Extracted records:
+ + + +

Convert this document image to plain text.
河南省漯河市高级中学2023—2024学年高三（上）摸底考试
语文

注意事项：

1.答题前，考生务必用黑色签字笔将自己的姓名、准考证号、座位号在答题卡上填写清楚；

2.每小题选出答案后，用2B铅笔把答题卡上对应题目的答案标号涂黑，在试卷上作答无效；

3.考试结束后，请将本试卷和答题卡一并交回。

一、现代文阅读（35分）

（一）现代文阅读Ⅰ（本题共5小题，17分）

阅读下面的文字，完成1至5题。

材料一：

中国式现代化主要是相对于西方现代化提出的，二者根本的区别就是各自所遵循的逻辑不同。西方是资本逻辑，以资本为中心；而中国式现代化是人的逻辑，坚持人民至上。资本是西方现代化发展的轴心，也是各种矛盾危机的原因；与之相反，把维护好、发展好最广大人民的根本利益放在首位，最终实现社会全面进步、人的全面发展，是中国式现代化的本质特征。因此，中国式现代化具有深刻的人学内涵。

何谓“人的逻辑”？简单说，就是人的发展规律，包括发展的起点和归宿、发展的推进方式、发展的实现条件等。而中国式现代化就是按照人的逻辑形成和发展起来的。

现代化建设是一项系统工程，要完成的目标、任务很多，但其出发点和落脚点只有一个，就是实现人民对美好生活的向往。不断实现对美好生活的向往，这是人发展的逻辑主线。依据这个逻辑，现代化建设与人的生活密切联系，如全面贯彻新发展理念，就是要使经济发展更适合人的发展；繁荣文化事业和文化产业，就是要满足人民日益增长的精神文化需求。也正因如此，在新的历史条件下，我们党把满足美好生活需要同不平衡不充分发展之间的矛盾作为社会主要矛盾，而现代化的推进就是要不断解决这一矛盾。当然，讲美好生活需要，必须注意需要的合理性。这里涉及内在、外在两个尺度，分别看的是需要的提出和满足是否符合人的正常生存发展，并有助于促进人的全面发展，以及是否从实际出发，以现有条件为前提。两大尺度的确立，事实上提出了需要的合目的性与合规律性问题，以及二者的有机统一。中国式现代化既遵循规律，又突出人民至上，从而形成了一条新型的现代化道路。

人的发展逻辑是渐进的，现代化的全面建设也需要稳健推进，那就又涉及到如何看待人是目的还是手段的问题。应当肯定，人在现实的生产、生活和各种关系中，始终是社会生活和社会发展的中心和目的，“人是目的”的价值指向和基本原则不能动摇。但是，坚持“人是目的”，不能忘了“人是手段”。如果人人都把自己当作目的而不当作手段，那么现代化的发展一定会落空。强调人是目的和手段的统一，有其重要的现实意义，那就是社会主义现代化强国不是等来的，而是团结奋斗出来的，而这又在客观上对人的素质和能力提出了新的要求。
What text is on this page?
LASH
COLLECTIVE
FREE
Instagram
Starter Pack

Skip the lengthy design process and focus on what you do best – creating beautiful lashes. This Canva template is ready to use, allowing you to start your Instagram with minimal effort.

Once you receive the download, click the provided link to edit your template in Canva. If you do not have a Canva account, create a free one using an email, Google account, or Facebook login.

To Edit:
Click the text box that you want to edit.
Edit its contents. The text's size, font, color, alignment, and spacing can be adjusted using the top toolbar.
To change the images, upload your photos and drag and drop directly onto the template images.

+ + + +

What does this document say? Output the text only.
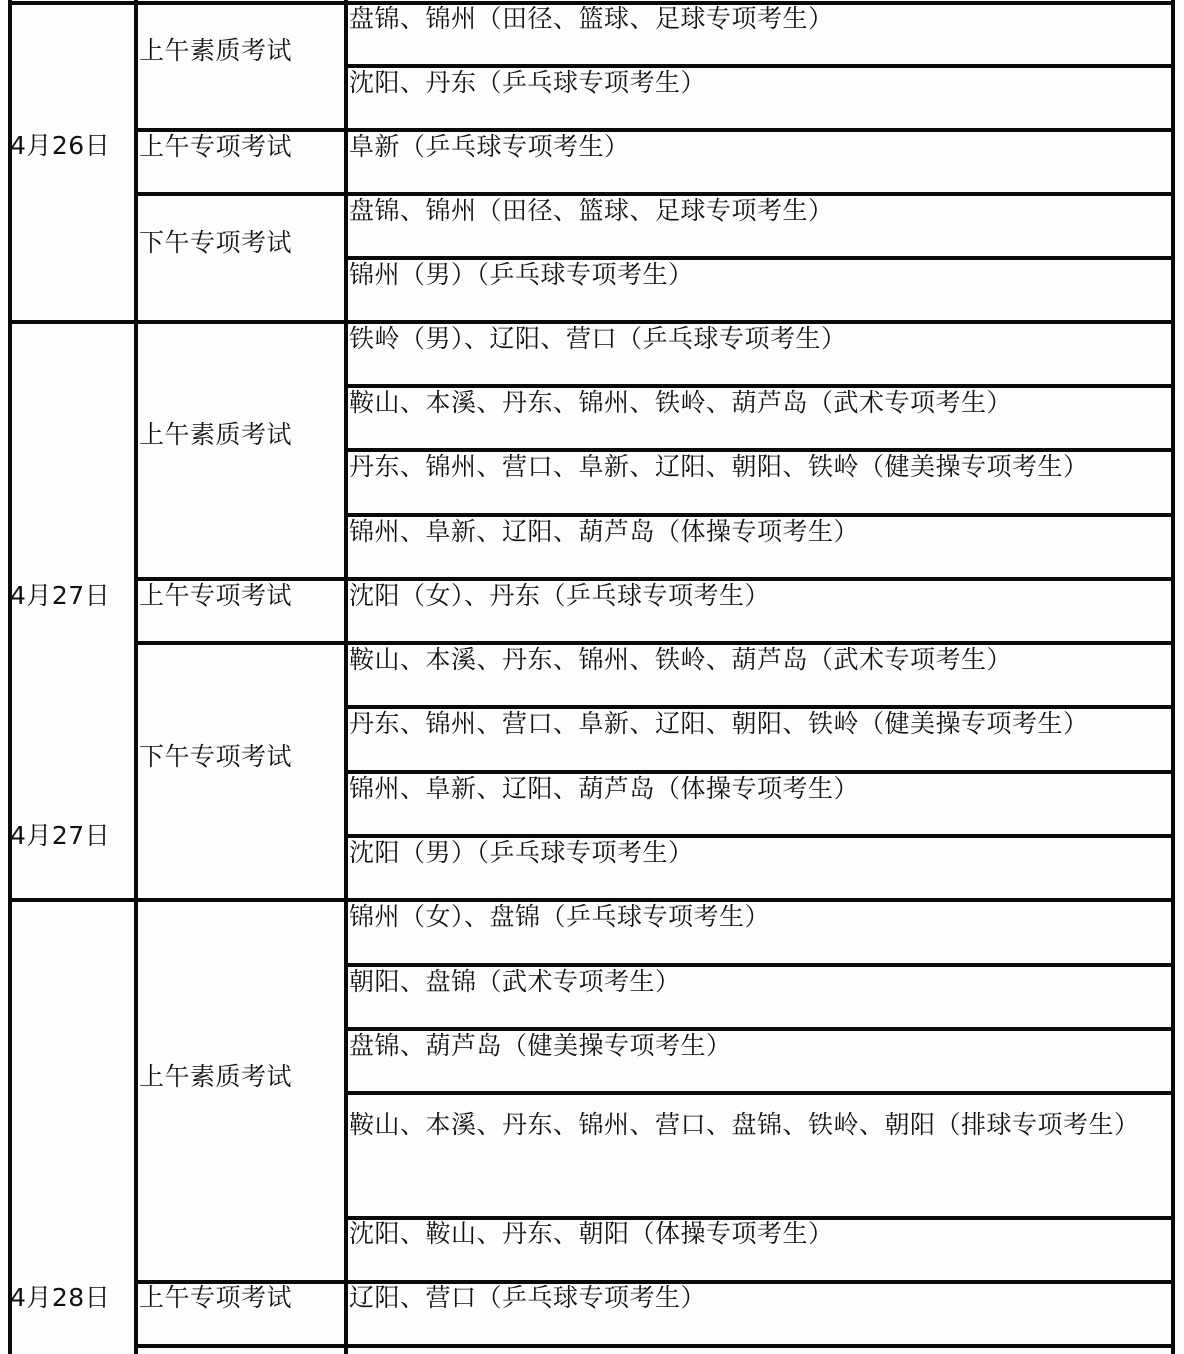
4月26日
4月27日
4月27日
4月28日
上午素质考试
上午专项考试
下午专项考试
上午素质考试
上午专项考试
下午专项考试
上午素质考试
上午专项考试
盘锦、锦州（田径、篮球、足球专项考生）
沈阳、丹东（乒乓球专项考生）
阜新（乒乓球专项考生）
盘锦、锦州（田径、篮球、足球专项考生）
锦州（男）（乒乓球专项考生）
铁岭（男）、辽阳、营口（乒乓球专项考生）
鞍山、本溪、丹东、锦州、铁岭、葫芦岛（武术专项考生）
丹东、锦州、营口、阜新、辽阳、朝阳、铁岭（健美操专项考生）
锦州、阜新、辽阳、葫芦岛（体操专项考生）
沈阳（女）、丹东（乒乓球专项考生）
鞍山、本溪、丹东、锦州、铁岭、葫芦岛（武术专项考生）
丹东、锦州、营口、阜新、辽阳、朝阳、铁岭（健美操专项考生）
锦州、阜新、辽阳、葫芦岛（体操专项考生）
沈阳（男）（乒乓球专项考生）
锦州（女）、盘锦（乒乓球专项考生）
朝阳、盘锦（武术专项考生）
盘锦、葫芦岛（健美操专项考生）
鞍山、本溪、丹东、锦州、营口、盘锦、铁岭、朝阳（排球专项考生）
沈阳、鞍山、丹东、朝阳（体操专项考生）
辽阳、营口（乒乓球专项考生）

+ + + +

_Written task_
Scan the entries above for the word "Instagram" and collect each line holding it.

_Result of this exercise_
Instagram
Skip the lengthy design process and focus on what you do best – creating beautiful lashes. This Canva template is ready to use, allowing you to start your Instagram with minimal effort.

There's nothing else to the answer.